___ SUPPLIED MATERIAL

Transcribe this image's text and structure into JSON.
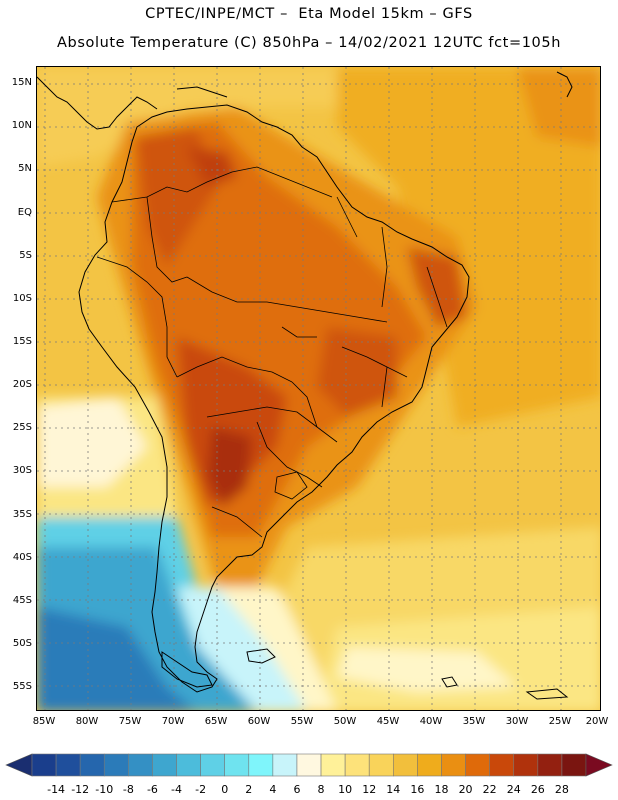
{
  "header": {
    "line1": "CPTEC/INPE/MCT –  Eta Model 15km – GFS",
    "line2": "Absolute Temperature (C) 850hPa – 14/02/2021 12UTC fct=105h"
  },
  "axes": {
    "lat_labels": [
      "15N",
      "10N",
      "5N",
      "EQ",
      "5S",
      "10S",
      "15S",
      "20S",
      "25S",
      "30S",
      "35S",
      "40S",
      "45S",
      "50S",
      "55S"
    ],
    "lon_labels": [
      "85W",
      "80W",
      "75W",
      "70W",
      "65W",
      "60W",
      "55W",
      "50W",
      "45W",
      "40W",
      "35W",
      "30W",
      "25W",
      "20W"
    ]
  },
  "colorbar": {
    "labels": [
      "-14",
      "-12",
      "-10",
      "-8",
      "-6",
      "-4",
      "-2",
      "0",
      "2",
      "4",
      "6",
      "8",
      "10",
      "12",
      "14",
      "16",
      "18",
      "20",
      "22",
      "24",
      "26",
      "28"
    ],
    "colors": [
      "#1a3e8c",
      "#1f4f9c",
      "#2566ad",
      "#2b7bb9",
      "#3490c4",
      "#3ea6cf",
      "#4cbcdb",
      "#5fd0e6",
      "#6fe3ef",
      "#7ff5fb",
      "#c8f4fa",
      "#fff8e0",
      "#fff199",
      "#fde27a",
      "#f9d35a",
      "#f2bf3c",
      "#efac1c",
      "#ea8f12",
      "#df6a0a",
      "#c9480a",
      "#b0320c",
      "#932010",
      "#7a1510"
    ],
    "under_color": "#1a2e70",
    "over_color": "#7a0a20"
  }
}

______

• **OBJECTIVE**
Return each line from the material above exactly, but not the pictures.

• **ANSWER IN FULL**
Transcribe this image's text and structure into JSON.
{
  "header": {
    "line1": "CPTEC/INPE/MCT –  Eta Model 15km – GFS",
    "line2": "Absolute Temperature (C) 850hPa – 14/02/2021 12UTC fct=105h"
  },
  "axes": {
    "lat_labels": [
      "15N",
      "10N",
      "5N",
      "EQ",
      "5S",
      "10S",
      "15S",
      "20S",
      "25S",
      "30S",
      "35S",
      "40S",
      "45S",
      "50S",
      "55S"
    ],
    "lon_labels": [
      "85W",
      "80W",
      "75W",
      "70W",
      "65W",
      "60W",
      "55W",
      "50W",
      "45W",
      "40W",
      "35W",
      "30W",
      "25W",
      "20W"
    ]
  },
  "colorbar": {
    "labels": [
      "-14",
      "-12",
      "-10",
      "-8",
      "-6",
      "-4",
      "-2",
      "0",
      "2",
      "4",
      "6",
      "8",
      "10",
      "12",
      "14",
      "16",
      "18",
      "20",
      "22",
      "24",
      "26",
      "28"
    ],
    "colors": [
      "#1a3e8c",
      "#1f4f9c",
      "#2566ad",
      "#2b7bb9",
      "#3490c4",
      "#3ea6cf",
      "#4cbcdb",
      "#5fd0e6",
      "#6fe3ef",
      "#7ff5fb",
      "#c8f4fa",
      "#fff8e0",
      "#fff199",
      "#fde27a",
      "#f9d35a",
      "#f2bf3c",
      "#efac1c",
      "#ea8f12",
      "#df6a0a",
      "#c9480a",
      "#b0320c",
      "#932010",
      "#7a1510"
    ],
    "under_color": "#1a2e70",
    "over_color": "#7a0a20"
  }
}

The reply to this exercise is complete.